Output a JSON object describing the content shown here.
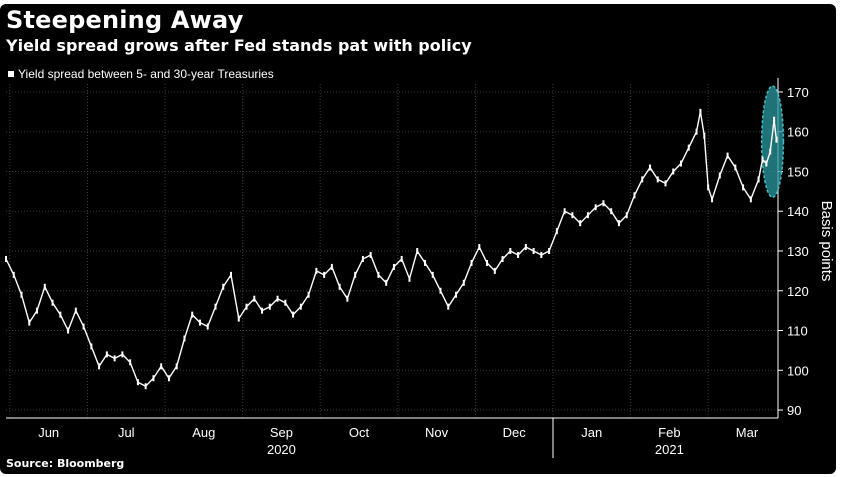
{
  "title": "Steepening Away",
  "subtitle": "Yield spread grows after Fed stands pat with policy",
  "source": "Source: Bloomberg",
  "colors": {
    "background": "#000000",
    "series": "#ffffff",
    "grid": "#3a3a3a",
    "highlight": "#2a9aa0"
  },
  "chart_data": {
    "type": "line",
    "title": "Steepening Away",
    "subtitle": "Yield spread grows after Fed stands pat with policy",
    "legend": [
      "Yield spread between 5- and 30-year Treasuries"
    ],
    "legend_position": "top-left",
    "ylabel": "Basis points",
    "xlabel": "",
    "ylim": [
      88,
      172
    ],
    "yticks": [
      90,
      100,
      110,
      120,
      130,
      140,
      150,
      160,
      170
    ],
    "y_axis_side": "right",
    "grid": true,
    "x_ticks": [
      {
        "label": "Jun",
        "t": 0.55
      },
      {
        "label": "Jul",
        "t": 1.55
      },
      {
        "label": "Aug",
        "t": 2.55
      },
      {
        "label": "Sep",
        "t": 3.55
      },
      {
        "label": "Oct",
        "t": 4.55
      },
      {
        "label": "Nov",
        "t": 5.55
      },
      {
        "label": "Dec",
        "t": 6.55
      },
      {
        "label": "Jan",
        "t": 7.55
      },
      {
        "label": "Feb",
        "t": 8.55
      },
      {
        "label": "Mar",
        "t": 9.55
      }
    ],
    "x_year_labels": [
      {
        "label": "2020",
        "t": 3.55
      },
      {
        "label": "2021",
        "t": 8.55
      }
    ],
    "year_divider_t": 7.05,
    "xlim": [
      0.0,
      9.95
    ],
    "series": [
      {
        "name": "Yield spread between 5- and 30-year Treasuries",
        "points": [
          [
            0.0,
            128
          ],
          [
            0.1,
            124
          ],
          [
            0.2,
            119
          ],
          [
            0.3,
            112
          ],
          [
            0.4,
            115
          ],
          [
            0.5,
            121
          ],
          [
            0.6,
            117
          ],
          [
            0.7,
            114
          ],
          [
            0.8,
            110
          ],
          [
            0.9,
            115
          ],
          [
            1.0,
            111
          ],
          [
            1.1,
            106
          ],
          [
            1.2,
            101
          ],
          [
            1.3,
            104
          ],
          [
            1.4,
            103
          ],
          [
            1.5,
            104
          ],
          [
            1.6,
            102
          ],
          [
            1.7,
            97
          ],
          [
            1.8,
            96
          ],
          [
            1.9,
            98
          ],
          [
            2.0,
            101
          ],
          [
            2.1,
            98
          ],
          [
            2.2,
            101
          ],
          [
            2.3,
            108
          ],
          [
            2.4,
            114
          ],
          [
            2.5,
            112
          ],
          [
            2.6,
            111
          ],
          [
            2.7,
            116
          ],
          [
            2.8,
            121
          ],
          [
            2.9,
            124
          ],
          [
            3.0,
            113
          ],
          [
            3.1,
            116
          ],
          [
            3.2,
            118
          ],
          [
            3.3,
            115
          ],
          [
            3.4,
            116
          ],
          [
            3.5,
            118
          ],
          [
            3.6,
            117
          ],
          [
            3.7,
            114
          ],
          [
            3.8,
            116
          ],
          [
            3.9,
            119
          ],
          [
            4.0,
            125
          ],
          [
            4.1,
            124
          ],
          [
            4.2,
            126
          ],
          [
            4.3,
            121
          ],
          [
            4.4,
            118
          ],
          [
            4.5,
            124
          ],
          [
            4.6,
            128
          ],
          [
            4.7,
            129
          ],
          [
            4.8,
            124
          ],
          [
            4.9,
            122
          ],
          [
            5.0,
            126
          ],
          [
            5.1,
            128
          ],
          [
            5.2,
            123
          ],
          [
            5.3,
            130
          ],
          [
            5.4,
            127
          ],
          [
            5.5,
            124
          ],
          [
            5.6,
            120
          ],
          [
            5.7,
            116
          ],
          [
            5.8,
            119
          ],
          [
            5.9,
            122
          ],
          [
            6.0,
            127
          ],
          [
            6.1,
            131
          ],
          [
            6.2,
            127
          ],
          [
            6.3,
            125
          ],
          [
            6.4,
            128
          ],
          [
            6.5,
            130
          ],
          [
            6.6,
            129
          ],
          [
            6.7,
            131
          ],
          [
            6.8,
            130
          ],
          [
            6.9,
            129
          ],
          [
            7.0,
            130
          ],
          [
            7.1,
            135
          ],
          [
            7.2,
            140
          ],
          [
            7.3,
            139
          ],
          [
            7.4,
            137
          ],
          [
            7.5,
            139
          ],
          [
            7.6,
            141
          ],
          [
            7.7,
            142
          ],
          [
            7.8,
            140
          ],
          [
            7.9,
            137
          ],
          [
            8.0,
            139
          ],
          [
            8.1,
            144
          ],
          [
            8.2,
            148
          ],
          [
            8.3,
            151
          ],
          [
            8.4,
            148
          ],
          [
            8.5,
            147
          ],
          [
            8.6,
            150
          ],
          [
            8.7,
            152
          ],
          [
            8.8,
            156
          ],
          [
            8.9,
            160
          ],
          [
            8.95,
            165
          ],
          [
            9.0,
            159
          ],
          [
            9.05,
            146
          ],
          [
            9.1,
            143
          ],
          [
            9.2,
            149
          ],
          [
            9.3,
            154
          ],
          [
            9.4,
            151
          ],
          [
            9.5,
            146
          ],
          [
            9.6,
            143
          ],
          [
            9.7,
            148
          ],
          [
            9.75,
            153
          ],
          [
            9.8,
            152
          ],
          [
            9.85,
            155
          ],
          [
            9.9,
            163
          ],
          [
            9.93,
            158
          ]
        ]
      }
    ],
    "highlight": {
      "type": "ellipse",
      "t_center": 9.88,
      "y_center": 157.5,
      "t_radius": 0.14,
      "y_radius": 14
    }
  }
}
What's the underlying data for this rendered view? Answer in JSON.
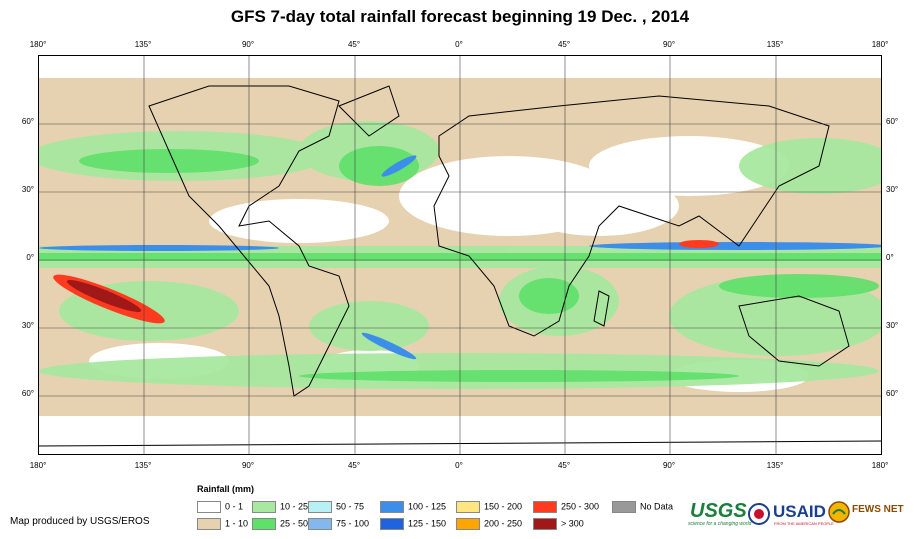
{
  "title": "GFS 7-day total rainfall forecast beginning 19 Dec. , 2014",
  "map": {
    "lon_labels": [
      "180°",
      "135°",
      "90°",
      "45°",
      "0°",
      "45°",
      "90°",
      "135°",
      "180°"
    ],
    "lat_labels": [
      "60°",
      "30°",
      "0°",
      "30°",
      "60°"
    ],
    "background_colors": {
      "dry": "#d9c3a3",
      "light": "#ffffff",
      "moderate": "#a8e8a0",
      "heavy": "#5fe06a",
      "intense": "#3d78d8",
      "extreme": "#b22222",
      "land_outline": "#000000"
    }
  },
  "legend": {
    "title": "Rainfall (mm)",
    "items": [
      {
        "label": "0 - 1",
        "color": "#ffffff"
      },
      {
        "label": "1 - 10",
        "color": "#e6d2b0"
      },
      {
        "label": "10 - 25",
        "color": "#a8e8a0"
      },
      {
        "label": "25 - 50",
        "color": "#5fe06a"
      },
      {
        "label": "50 - 75",
        "color": "#b7f0f5"
      },
      {
        "label": "75 - 100",
        "color": "#82b8ee"
      },
      {
        "label": "100 - 125",
        "color": "#3d8ee8"
      },
      {
        "label": "125 - 150",
        "color": "#1f63e0"
      },
      {
        "label": "150 - 200",
        "color": "#ffe680"
      },
      {
        "label": "200 - 250",
        "color": "#ffa500"
      },
      {
        "label": "250 - 300",
        "color": "#ff3b1f"
      },
      {
        "label": "> 300",
        "color": "#a01818"
      },
      {
        "label": "No Data",
        "color": "#999999"
      }
    ]
  },
  "credit": "Map produced by USGS/EROS",
  "logos": {
    "usgs": "USGS",
    "usgs_tagline": "science for a changing world",
    "usaid": "USAID",
    "usaid_tagline": "FROM THE AMERICAN PEOPLE",
    "fews": "FEWS NET"
  }
}
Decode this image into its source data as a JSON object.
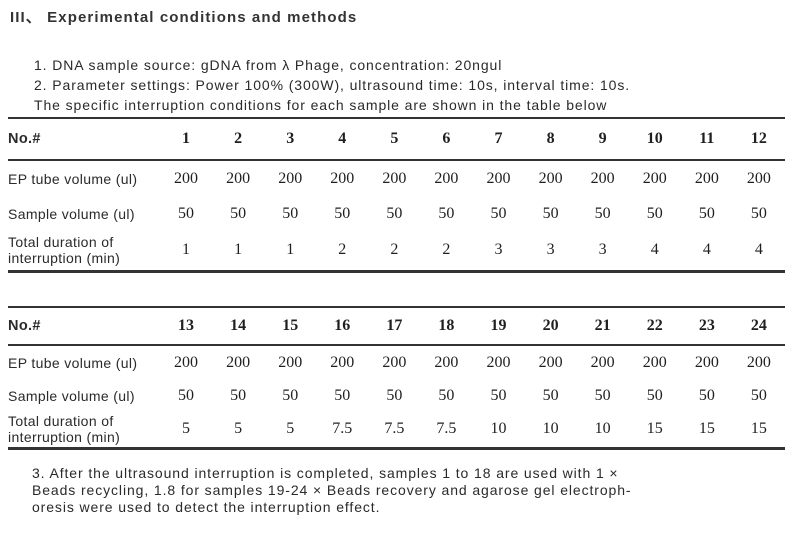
{
  "colors": {
    "text": "#262626",
    "rule": "#333333",
    "background": "#ffffff"
  },
  "heading": {
    "label": "III、 Experimental conditions and methods"
  },
  "intro": {
    "lines": [
      "1. DNA sample source: gDNA from λ Phage, concentration: 20ngul",
      "2. Parameter settings: Power 100% (300W), ultrasound time: 10s, interval time: 10s.",
      "The specific interruption conditions for each sample are shown in the table below"
    ]
  },
  "tables": [
    {
      "header_label": "No.#",
      "columns": [
        "1",
        "2",
        "3",
        "4",
        "5",
        "6",
        "7",
        "8",
        "9",
        "10",
        "11",
        "12"
      ],
      "rows": [
        {
          "label": "EP tube volume (ul)",
          "values": [
            "200",
            "200",
            "200",
            "200",
            "200",
            "200",
            "200",
            "200",
            "200",
            "200",
            "200",
            "200"
          ]
        },
        {
          "label": "Sample volume (ul)",
          "values": [
            "50",
            "50",
            "50",
            "50",
            "50",
            "50",
            "50",
            "50",
            "50",
            "50",
            "50",
            "50"
          ]
        },
        {
          "label": "Total duration of interruption (min)",
          "values": [
            "1",
            "1",
            "1",
            "2",
            "2",
            "2",
            "3",
            "3",
            "3",
            "4",
            "4",
            "4"
          ]
        }
      ]
    },
    {
      "header_label": "No.#",
      "columns": [
        "13",
        "14",
        "15",
        "16",
        "17",
        "18",
        "19",
        "20",
        "21",
        "22",
        "23",
        "24"
      ],
      "rows": [
        {
          "label": "EP tube volume (ul)",
          "values": [
            "200",
            "200",
            "200",
            "200",
            "200",
            "200",
            "200",
            "200",
            "200",
            "200",
            "200",
            "200"
          ]
        },
        {
          "label": "Sample volume (ul)",
          "values": [
            "50",
            "50",
            "50",
            "50",
            "50",
            "50",
            "50",
            "50",
            "50",
            "50",
            "50",
            "50"
          ]
        },
        {
          "label": "Total duration of interruption (min)",
          "values": [
            "5",
            "5",
            "5",
            "7.5",
            "7.5",
            "7.5",
            "10",
            "10",
            "10",
            "15",
            "15",
            "15"
          ]
        }
      ]
    }
  ],
  "footer": {
    "lines": [
      "3. After the ultrasound interruption is completed, samples 1 to 18 are used with 1 ×",
      "Beads recycling, 1.8 for samples 19-24 ×  Beads recovery and agarose gel electroph-",
      "oresis were used to detect the interruption effect."
    ]
  }
}
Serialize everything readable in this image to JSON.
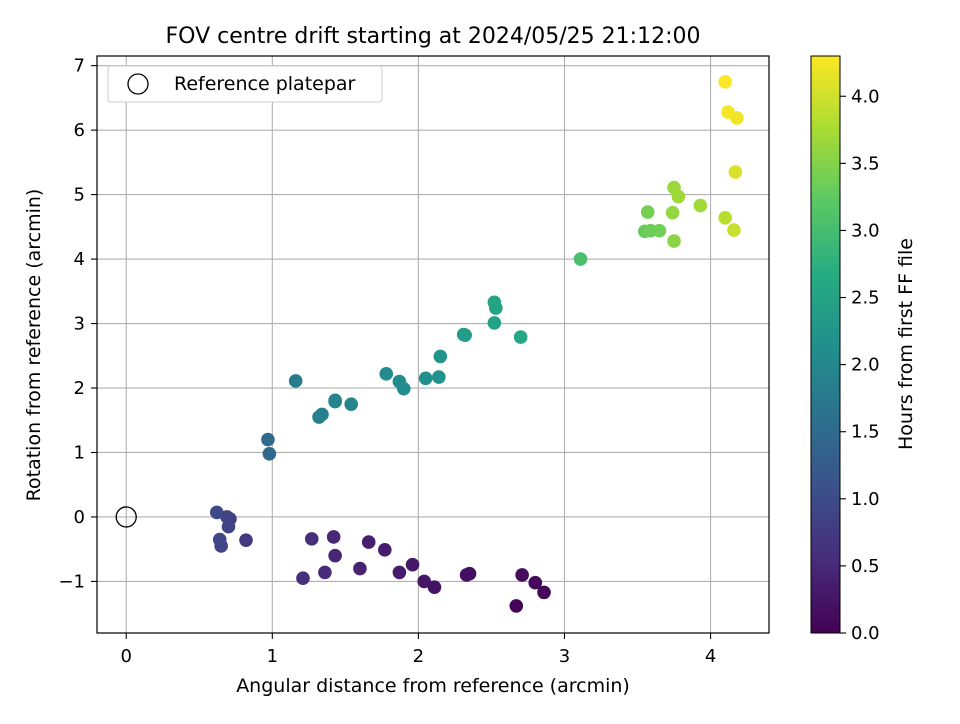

__EXERCISE__
Look through the material above and work out how many of its lines contain "spread". State the number only.

__EXERCISE RESULT__
4